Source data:
★ ★ ★ ★ ★ ★ ★
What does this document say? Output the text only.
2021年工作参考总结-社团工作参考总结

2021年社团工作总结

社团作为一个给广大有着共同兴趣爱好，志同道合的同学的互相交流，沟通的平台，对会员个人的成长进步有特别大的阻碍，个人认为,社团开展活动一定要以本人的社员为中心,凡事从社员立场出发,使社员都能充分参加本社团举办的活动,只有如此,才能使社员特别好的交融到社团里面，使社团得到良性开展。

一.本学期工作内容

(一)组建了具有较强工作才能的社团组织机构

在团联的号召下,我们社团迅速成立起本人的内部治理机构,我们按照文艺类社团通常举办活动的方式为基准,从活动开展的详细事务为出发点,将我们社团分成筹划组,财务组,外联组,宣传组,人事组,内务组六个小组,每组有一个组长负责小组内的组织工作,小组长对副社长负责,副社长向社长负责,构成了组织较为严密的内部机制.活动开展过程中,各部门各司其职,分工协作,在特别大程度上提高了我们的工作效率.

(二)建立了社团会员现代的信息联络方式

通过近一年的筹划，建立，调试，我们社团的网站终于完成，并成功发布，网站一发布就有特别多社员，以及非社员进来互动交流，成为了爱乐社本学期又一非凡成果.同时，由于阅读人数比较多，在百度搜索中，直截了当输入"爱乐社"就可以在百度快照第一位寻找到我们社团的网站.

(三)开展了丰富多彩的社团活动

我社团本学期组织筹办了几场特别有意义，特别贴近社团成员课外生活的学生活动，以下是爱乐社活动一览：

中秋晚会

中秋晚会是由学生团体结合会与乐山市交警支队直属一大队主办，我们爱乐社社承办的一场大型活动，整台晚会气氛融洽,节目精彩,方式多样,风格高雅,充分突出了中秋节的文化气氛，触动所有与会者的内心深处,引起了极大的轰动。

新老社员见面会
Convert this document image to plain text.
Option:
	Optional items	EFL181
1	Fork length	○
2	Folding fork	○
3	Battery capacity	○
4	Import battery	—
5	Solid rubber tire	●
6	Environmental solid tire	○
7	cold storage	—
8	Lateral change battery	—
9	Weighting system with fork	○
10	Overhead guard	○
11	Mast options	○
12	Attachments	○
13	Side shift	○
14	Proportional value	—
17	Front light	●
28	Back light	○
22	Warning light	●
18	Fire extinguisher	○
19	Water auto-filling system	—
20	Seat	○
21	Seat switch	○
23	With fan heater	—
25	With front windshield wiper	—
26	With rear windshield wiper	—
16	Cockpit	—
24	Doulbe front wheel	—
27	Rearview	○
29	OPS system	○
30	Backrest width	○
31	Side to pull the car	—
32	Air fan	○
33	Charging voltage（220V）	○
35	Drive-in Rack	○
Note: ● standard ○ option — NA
★ ★ ★ ★ ★ ★ ★
*Written task*
Provide an exact reproduction of all the entries shown above.

*Exercise output*
What does this document say? Output the text only.
2021年工作参考总结-社团工作参考总结

2021年社团工作总结

社团作为一个给广大有着共同兴趣爱好，志同道合的同学的互相交流，沟通的平台，对会员个人的成长进步有特别大的阻碍，个人认为,社团开展活动一定要以本人的社员为中心,凡事从社员立场出发,使社员都能充分参加本社团举办的活动,只有如此,才能使社员特别好的交融到社团里面，使社团得到良性开展。

一.本学期工作内容

(一)组建了具有较强工作才能的社团组织机构

在团联的号召下,我们社团迅速成立起本人的内部治理机构,我们按照文艺类社团通常举办活动的方式为基准,从活动开展的详细事务为出发点,将我们社团分成筹划组,财务组,外联组,宣传组,人事组,内务组六个小组,每组有一个组长负责小组内的组织工作,小组长对副社长负责,副社长向社长负责,构成了组织较为严密的内部机制.活动开展过程中,各部门各司其职,分工协作,在特别大程度上提高了我们的工作效率.

(二)建立了社团会员现代的信息联络方式

通过近一年的筹划，建立，调试，我们社团的网站终于完成，并成功发布，网站一发布就有特别多社员，以及非社员进来互动交流，成为了爱乐社本学期又一非凡成果.同时，由于阅读人数比较多，在百度搜索中，直截了当输入"爱乐社"就可以在百度快照第一位寻找到我们社团的网站.

(三)开展了丰富多彩的社团活动

我社团本学期组织筹办了几场特别有意义，特别贴近社团成员课外生活的学生活动，以下是爱乐社活动一览：

中秋晚会

中秋晚会是由学生团体结合会与乐山市交警支队直属一大队主办，我们爱乐社社承办的一场大型活动，整台晚会气氛融洽,节目精彩,方式多样,风格高雅,充分突出了中秋节的文化气氛，触动所有与会者的内心深处,引起了极大的轰动。

新老社员见面会
Convert this document image to plain text.
Option:
	Optional items	EFL181
1	Fork length	○
2	Folding fork	○
3	Battery capacity	○
4	Import battery	—
5	Solid rubber tire	●
6	Environmental solid tire	○
7	cold storage	—
8	Lateral change battery	—
9	Weighting system with fork	○
10	Overhead guard	○
11	Mast options	○
12	Attachments	○
13	Side shift	○
14	Proportional value	—
17	Front light	●
28	Back light	○
22	Warning light	●
18	Fire extinguisher	○
19	Water auto-filling system	—
20	Seat	○
21	Seat switch	○
23	With fan heater	—
25	With front windshield wiper	—
26	With rear windshield wiper	—
16	Cockpit	—
24	Doulbe front wheel	—
27	Rearview	○
29	OPS system	○
30	Backrest width	○
31	Side to pull the car	—
32	Air fan	○
33	Charging voltage（220V）	○
35	Drive-in Rack	○
Note: ● standard ○ option — NA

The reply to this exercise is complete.